== What needs to be done ==
State the number of lines below in which the word "октября" appears. Nothing else belongs in the answer.

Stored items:
::::
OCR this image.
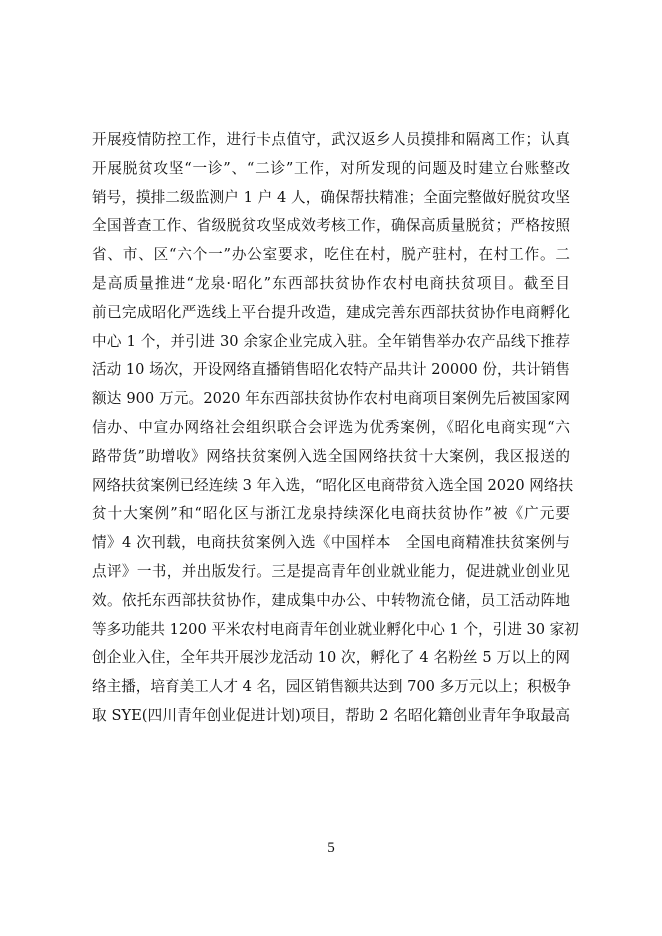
开展疫情防控工作，进行卡点值守，武汉返乡人员摸排和隔离工作；认真
开展脱贫攻坚“一诊”、“二诊”工作，对所发现的问题及时建立台账整改
销号，摸排二级监测户 1 户 4 人，确保帮扶精准；全面完整做好脱贫攻坚
全国普查工作、省级脱贫攻坚成效考核工作，确保高质量脱贫；严格按照
省、市、区“六个一”办公室要求，吃住在村，脱产驻村，在村工作。二
是高质量推进“龙泉·昭化”东西部扶贫协作农村电商扶贫项目。截至目
前已完成昭化严选线上平台提升改造，建成完善东西部扶贫协作电商孵化
中心 1 个，并引进 30 余家企业完成入驻。全年销售举办农产品线下推荐
活动 10 场次，开设网络直播销售昭化农特产品共计 20000 份，共计销售
额达 900 万元。2020 年东西部扶贫协作农村电商项目案例先后被国家网
信办、中宣办网络社会组织联合会评选为优秀案例，《昭化电商实现“六
路带货”助增收》网络扶贫案例入选全国网络扶贫十大案例，我区报送的
网络扶贫案例已经连续 3 年入选，“昭化区电商带贫入选全国 2020 网络扶
贫十大案例”和“昭化区与浙江龙泉持续深化电商扶贫协作”被《广元要
情》4 次刊载，电商扶贫案例入选《中国样本　全国电商精准扶贫案例与
点评》一书，并出版发行。三是提高青年创业就业能力，促进就业创业见
效。依托东西部扶贫协作，建成集中办公、中转物流仓储，员工活动阵地
等多功能共 1200 平米农村电商青年创业就业孵化中心 1 个，引进 30 家初
创企业入住，全年共开展沙龙活动 10 次，孵化了 4 名粉丝 5 万以上的网
络主播，培育美工人才 4 名，园区销售额共达到 700 多万元以上；积极争
取 SYE(四川青年创业促进计划)项目，帮助 2 名昭化籍创业青年争取最高
5
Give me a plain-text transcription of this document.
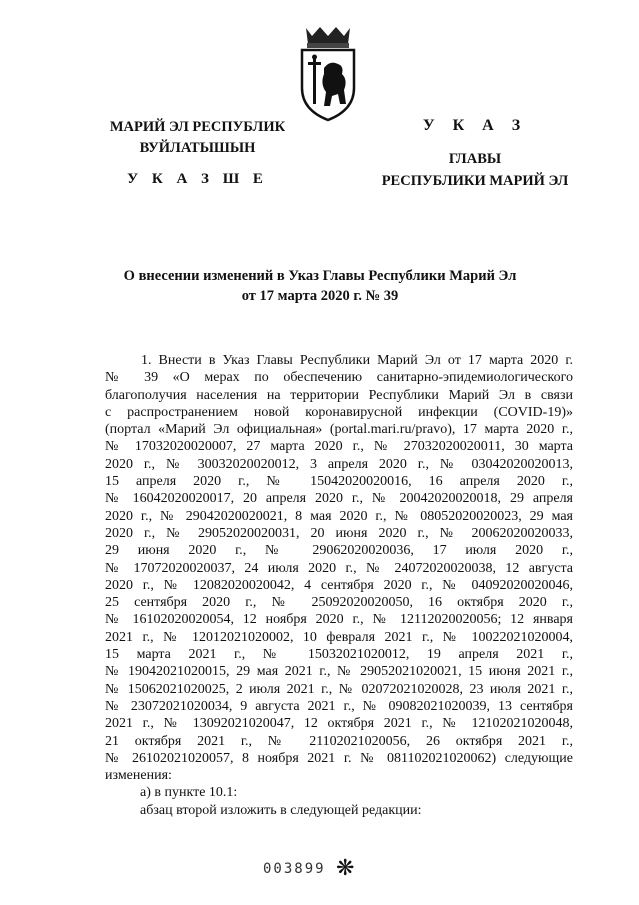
МАРИЙ ЭЛ РЕСПУБЛИК
ВУЙЛАТЫШЫН
У К А З Ш Е
У К А З
ГЛАВЫ
РЕСПУБЛИКИ МАРИЙ ЭЛ
О внесении изменений в Указ Главы Республики Марий Эл
от 17 марта 2020 г. № 39
1. Внести в Указ Главы Республики Марий Эл от 17 марта 2020 г.
№ 39 «О мерах по обеспечению санитарно-эпидемиологического
благополучия населения на территории Республики Марий Эл в связи
с распространением новой коронавирусной инфекции (COVID-19)»
(портал «Марий Эл официальная» (portal.mari.ru/pravo), 17 марта 2020 г.,
№ 17032020020007, 27 марта 2020 г., № 27032020020011, 30 марта
2020 г., № 30032020020012, 3 апреля 2020 г., № 03042020020013,
15 апреля 2020 г., № 15042020020016, 16 апреля 2020 г.,
№ 16042020020017, 20 апреля 2020 г., № 20042020020018, 29 апреля
2020 г., № 29042020020021, 8 мая 2020 г., № 08052020020023, 29 мая
2020 г., № 29052020020031, 20 июня 2020 г., № 20062020020033,
29 июня 2020 г., № 29062020020036, 17 июля 2020 г.,
№ 17072020020037, 24 июля 2020 г., № 24072020020038, 12 августа
2020 г., № 12082020020042, 4 сентября 2020 г., № 04092020020046,
25 сентября 2020 г., № 25092020020050, 16 октября 2020 г.,
№ 16102020020054, 12 ноября 2020 г., № 12112020020056; 12 января
2021 г., № 12012021020002, 10 февраля 2021 г., № 10022021020004,
15 марта 2021 г., № 15032021020012, 19 апреля 2021 г.,
№ 19042021020015, 29 мая 2021 г., № 29052021020021, 15 июня 2021 г.,
№ 15062021020025, 2 июля 2021 г., № 02072021020028, 23 июля 2021 г.,
№ 23072021020034, 9 августа 2021 г., № 09082021020039, 13 сентября
2021 г., № 13092021020047, 12 октября 2021 г., № 12102021020048,
21 октября 2021 г., № 21102021020056, 26 октября 2021 г.,
№ 26102021020057, 8 ноября 2021 г. № 081102021020062) следующие
изменения:
а) в пункте 10.1:
абзац второй изложить в следующей редакции:
003899 ❋
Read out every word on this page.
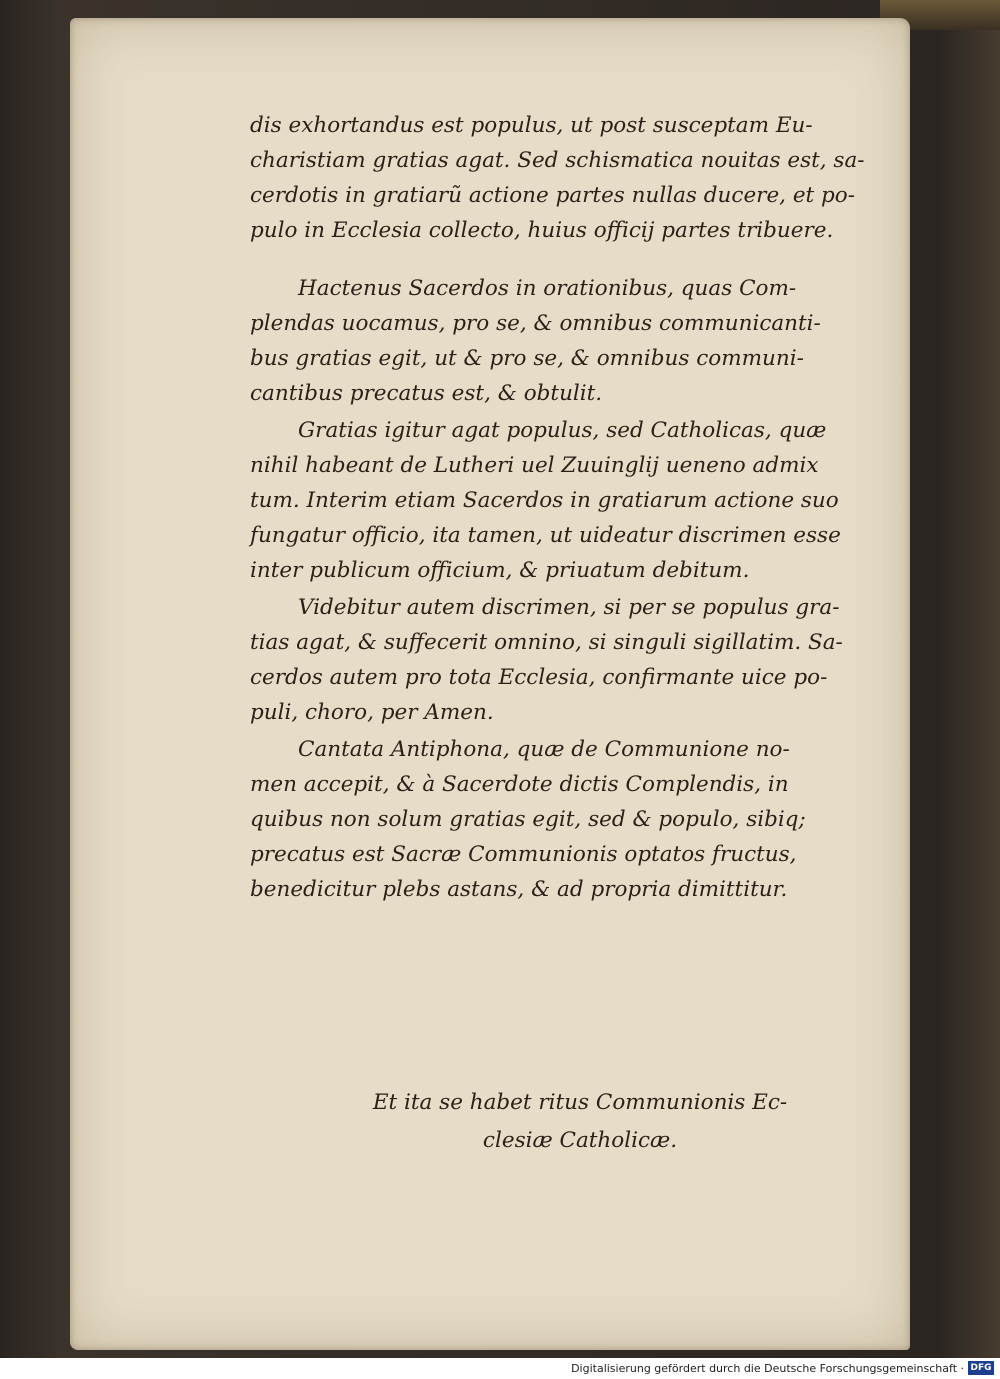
dis exhortandus est populus, ut post susceptam Eu-
charistiam gratias agat. Sed schismatica nouitas est, sa-
cerdotis in gratiarũ actione partes nullas ducere, et po-
pulo in Ecclesia collecto, huius officij partes tribuere.
Hactenus Sacerdos in orationibus, quas Com-
plendas uocamus, pro se, & omnibus communicanti-
bus gratias egit, ut & pro se, & omnibus communi-
cantibus precatus est, & obtulit.
Gratias igitur agat populus, sed Catholicas, quæ
nihil habeant de Lutheri uel Zuuinglij ueneno admix
tum. Interim etiam Sacerdos in gratiarum actione suo
fungatur officio, ita tamen, ut uideatur discrimen esse
inter publicum officium, & priuatum debitum.
Videbitur autem discrimen, si per se populus gra-
tias agat, & suffecerit omnino, si singuli sigillatim. Sa-
cerdos autem pro tota Ecclesia, confirmante uice po-
puli, choro, per Amen.
Cantata Antiphona, quæ de Communione no-
men accepit, & à Sacerdote dictis Complendis, in
quibus non solum gratias egit, sed & populo, sibiq;
precatus est Sacræ Communionis optatos fructus,
benedicitur plebs astans, & ad propria dimittitur.
Et ita se habet ritus Communionis Ec-
clesiæ Catholicæ.
Digitalisierung gefördert durch die Deutsche Forschungsgemeinschaft · DFG
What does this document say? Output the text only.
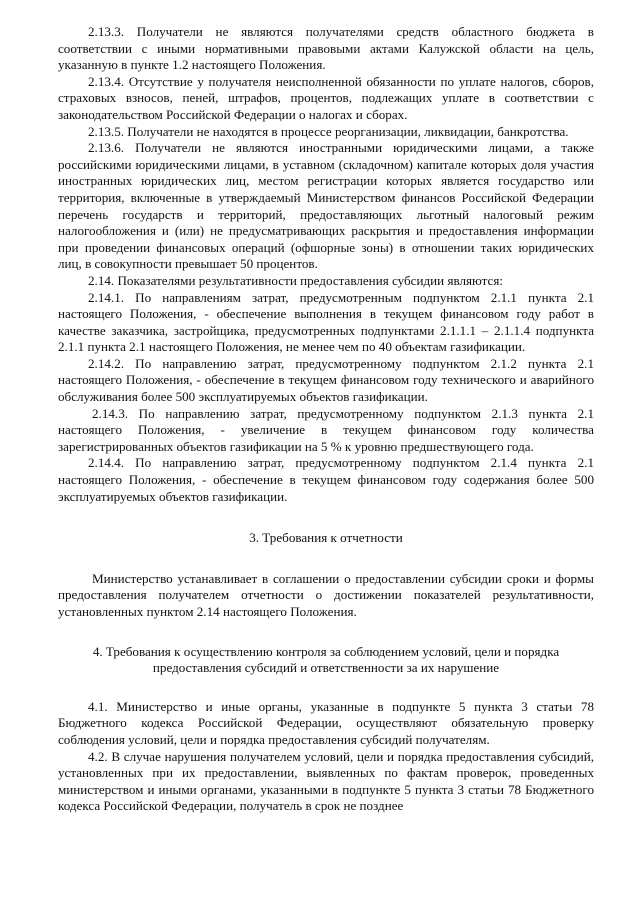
2.13.3. Получатели не являются получателями средств областного бюджета в соответствии с иными нормативными правовыми актами Калужской области на цель, указанную в пункте 1.2 настоящего Положения.

2.13.4. Отсутствие у получателя неисполненной обязанности по уплате налогов, сборов, страховых взносов, пеней, штрафов, процентов, подлежащих уплате в соответствии с законодательством Российской Федерации о налогах и сборах.

2.13.5. Получатели не находятся в процессе реорганизации, ликвидации, банкротства.

2.13.6. Получатели не являются иностранными юридическими лицами, а также российскими юридическими лицами, в уставном (складочном) капитале которых доля участия иностранных юридических лиц, местом регистрации которых является государство или территория, включенные в утверждаемый Министерством финансов Российской Федерации перечень государств и территорий, предоставляющих льготный налоговый режим налогообложения и (или) не предусматривающих раскрытия и предоставления информации при проведении финансовых операций (офшорные зоны) в отношении таких юридических лиц, в совокупности превышает 50 процентов.

2.14. Показателями результативности предоставления субсидии являются:

2.14.1. По направлениям затрат, предусмотренным подпунктом 2.1.1 пункта 2.1 настоящего Положения, - обеспечение выполнения в текущем финансовом году работ в качестве заказчика, застройщика, предусмотренных подпунктами 2.1.1.1 – 2.1.1.4 подпункта 2.1.1 пункта 2.1 настоящего Положения, не менее чем по 40 объектам газификации.

2.14.2. По направлению затрат, предусмотренному подпунктом 2.1.2 пункта 2.1 настоящего Положения, - обеспечение в текущем финансовом году технического и аварийного обслуживания более 500 эксплуатируемых объектов газификации.

2.14.3. По направлению затрат, предусмотренному подпунктом 2.1.3 пункта 2.1 настоящего Положения, - увеличение в текущем финансовом году количества зарегистрированных объектов газификации на 5 % к уровню предшествующего года.

2.14.4. По направлению затрат, предусмотренному подпунктом 2.1.4 пункта 2.1 настоящего Положения, - обеспечение в текущем финансовом году содержания более 500 эксплуатируемых объектов газификации.

3. Требования к отчетности

Министерство устанавливает в соглашении о предоставлении субсидии сроки и формы предоставления получателем отчетности о достижении показателей результативности, установленных пунктом 2.14 настоящего Положения.

4. Требования к осуществлению контроля за соблюдением условий, цели и порядка предоставления субсидий и ответственности за их нарушение

4.1. Министерство и иные органы, указанные в подпункте 5 пункта 3 статьи 78 Бюджетного кодекса Российской Федерации, осуществляют обязательную проверку соблюдения условий, цели и порядка предоставления субсидий получателям.

4.2. В случае нарушения получателем условий, цели и порядка предоставления субсидий, установленных при их предоставлении, выявленных по фактам проверок, проведенных министерством и иными органами, указанными в подпункте 5 пункта 3 статьи 78 Бюджетного кодекса Российской Федерации, получатель в срок не позднее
::::
== Full output ==
3